=== Problem statement ===
Return the listing below in full, with every line exactly as it is.

── Listed records ──

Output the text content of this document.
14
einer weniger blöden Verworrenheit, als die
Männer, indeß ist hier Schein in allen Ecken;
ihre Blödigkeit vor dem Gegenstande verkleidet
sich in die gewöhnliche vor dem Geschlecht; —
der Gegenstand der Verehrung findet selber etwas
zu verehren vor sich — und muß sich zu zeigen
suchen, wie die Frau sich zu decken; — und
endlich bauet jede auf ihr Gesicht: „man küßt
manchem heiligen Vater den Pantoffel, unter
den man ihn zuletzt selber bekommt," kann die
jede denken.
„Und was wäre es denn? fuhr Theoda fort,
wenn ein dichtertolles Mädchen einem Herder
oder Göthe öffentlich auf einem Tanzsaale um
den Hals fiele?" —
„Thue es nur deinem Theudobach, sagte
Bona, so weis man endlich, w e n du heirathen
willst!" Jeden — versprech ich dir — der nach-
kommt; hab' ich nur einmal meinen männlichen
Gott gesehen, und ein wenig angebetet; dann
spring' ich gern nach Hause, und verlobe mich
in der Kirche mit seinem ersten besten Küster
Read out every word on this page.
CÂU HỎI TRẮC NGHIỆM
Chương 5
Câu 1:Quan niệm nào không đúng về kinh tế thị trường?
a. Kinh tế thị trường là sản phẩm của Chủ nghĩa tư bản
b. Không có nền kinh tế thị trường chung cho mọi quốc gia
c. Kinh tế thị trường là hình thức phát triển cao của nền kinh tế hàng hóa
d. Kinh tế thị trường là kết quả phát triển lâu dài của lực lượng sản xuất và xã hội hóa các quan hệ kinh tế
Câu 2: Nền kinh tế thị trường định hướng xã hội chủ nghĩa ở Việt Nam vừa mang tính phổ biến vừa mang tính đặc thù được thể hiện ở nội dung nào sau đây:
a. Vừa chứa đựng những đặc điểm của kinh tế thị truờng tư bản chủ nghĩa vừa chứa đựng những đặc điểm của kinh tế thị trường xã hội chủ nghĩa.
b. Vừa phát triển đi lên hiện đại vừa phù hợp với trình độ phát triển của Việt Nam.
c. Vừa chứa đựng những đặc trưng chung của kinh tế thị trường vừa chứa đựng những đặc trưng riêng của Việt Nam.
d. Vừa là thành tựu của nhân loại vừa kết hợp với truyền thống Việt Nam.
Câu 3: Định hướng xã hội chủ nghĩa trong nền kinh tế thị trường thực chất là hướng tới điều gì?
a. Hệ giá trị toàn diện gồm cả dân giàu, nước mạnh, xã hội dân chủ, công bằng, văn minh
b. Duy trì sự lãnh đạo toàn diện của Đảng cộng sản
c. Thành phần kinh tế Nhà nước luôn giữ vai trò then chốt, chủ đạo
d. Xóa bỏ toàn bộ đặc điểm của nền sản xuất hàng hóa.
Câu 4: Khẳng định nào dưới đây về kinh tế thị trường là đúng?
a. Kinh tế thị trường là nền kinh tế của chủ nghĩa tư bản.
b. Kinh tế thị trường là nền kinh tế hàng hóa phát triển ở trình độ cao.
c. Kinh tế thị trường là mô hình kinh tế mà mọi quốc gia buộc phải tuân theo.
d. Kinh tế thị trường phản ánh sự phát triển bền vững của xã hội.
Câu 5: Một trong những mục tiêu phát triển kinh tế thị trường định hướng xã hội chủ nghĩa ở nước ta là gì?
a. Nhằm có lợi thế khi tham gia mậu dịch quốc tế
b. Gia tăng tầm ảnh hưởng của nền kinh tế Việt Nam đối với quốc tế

───

=== Answer to the task ===
Output the text content of this document.
14
einer weniger blöden Verworrenheit, als die
Männer, indeß ist hier Schein in allen Ecken;
ihre Blödigkeit vor dem Gegenstande verkleidet
sich in die gewöhnliche vor dem Geschlecht; —
der Gegenstand der Verehrung findet selber etwas
zu verehren vor sich — und muß sich zu zeigen
suchen, wie die Frau sich zu decken; — und
endlich bauet jede auf ihr Gesicht: „man küßt
manchem heiligen Vater den Pantoffel, unter
den man ihn zuletzt selber bekommt," kann die
jede denken.
„Und was wäre es denn? fuhr Theoda fort,
wenn ein dichtertolles Mädchen einem Herder
oder Göthe öffentlich auf einem Tanzsaale um
den Hals fiele?" —
„Thue es nur deinem Theudobach, sagte
Bona, so weis man endlich, w e n du heirathen
willst!" Jeden — versprech ich dir — der nach-
kommt; hab' ich nur einmal meinen männlichen
Gott gesehen, und ein wenig angebetet; dann
spring' ich gern nach Hause, und verlobe mich
in der Kirche mit seinem ersten besten Küster
Read out every word on this page.
CÂU HỎI TRẮC NGHIỆM
Chương 5
Câu 1:Quan niệm nào không đúng về kinh tế thị trường?
a. Kinh tế thị trường là sản phẩm của Chủ nghĩa tư bản
b. Không có nền kinh tế thị trường chung cho mọi quốc gia
c. Kinh tế thị trường là hình thức phát triển cao của nền kinh tế hàng hóa
d. Kinh tế thị trường là kết quả phát triển lâu dài của lực lượng sản xuất và xã hội hóa các quan hệ kinh tế
Câu 2: Nền kinh tế thị trường định hướng xã hội chủ nghĩa ở Việt Nam vừa mang tính phổ biến vừa mang tính đặc thù được thể hiện ở nội dung nào sau đây:
a. Vừa chứa đựng những đặc điểm của kinh tế thị truờng tư bản chủ nghĩa vừa chứa đựng những đặc điểm của kinh tế thị trường xã hội chủ nghĩa.
b. Vừa phát triển đi lên hiện đại vừa phù hợp với trình độ phát triển của Việt Nam.
c. Vừa chứa đựng những đặc trưng chung của kinh tế thị trường vừa chứa đựng những đặc trưng riêng của Việt Nam.
d. Vừa là thành tựu của nhân loại vừa kết hợp với truyền thống Việt Nam.
Câu 3: Định hướng xã hội chủ nghĩa trong nền kinh tế thị trường thực chất là hướng tới điều gì?
a. Hệ giá trị toàn diện gồm cả dân giàu, nước mạnh, xã hội dân chủ, công bằng, văn minh
b. Duy trì sự lãnh đạo toàn diện của Đảng cộng sản
c. Thành phần kinh tế Nhà nước luôn giữ vai trò then chốt, chủ đạo
d. Xóa bỏ toàn bộ đặc điểm của nền sản xuất hàng hóa.
Câu 4: Khẳng định nào dưới đây về kinh tế thị trường là đúng?
a. Kinh tế thị trường là nền kinh tế của chủ nghĩa tư bản.
b. Kinh tế thị trường là nền kinh tế hàng hóa phát triển ở trình độ cao.
c. Kinh tế thị trường là mô hình kinh tế mà mọi quốc gia buộc phải tuân theo.
d. Kinh tế thị trường phản ánh sự phát triển bền vững của xã hội.
Câu 5: Một trong những mục tiêu phát triển kinh tế thị trường định hướng xã hội chủ nghĩa ở nước ta là gì?
a. Nhằm có lợi thế khi tham gia mậu dịch quốc tế
b. Gia tăng tầm ảnh hưởng của nền kinh tế Việt Nam đối với quốc tế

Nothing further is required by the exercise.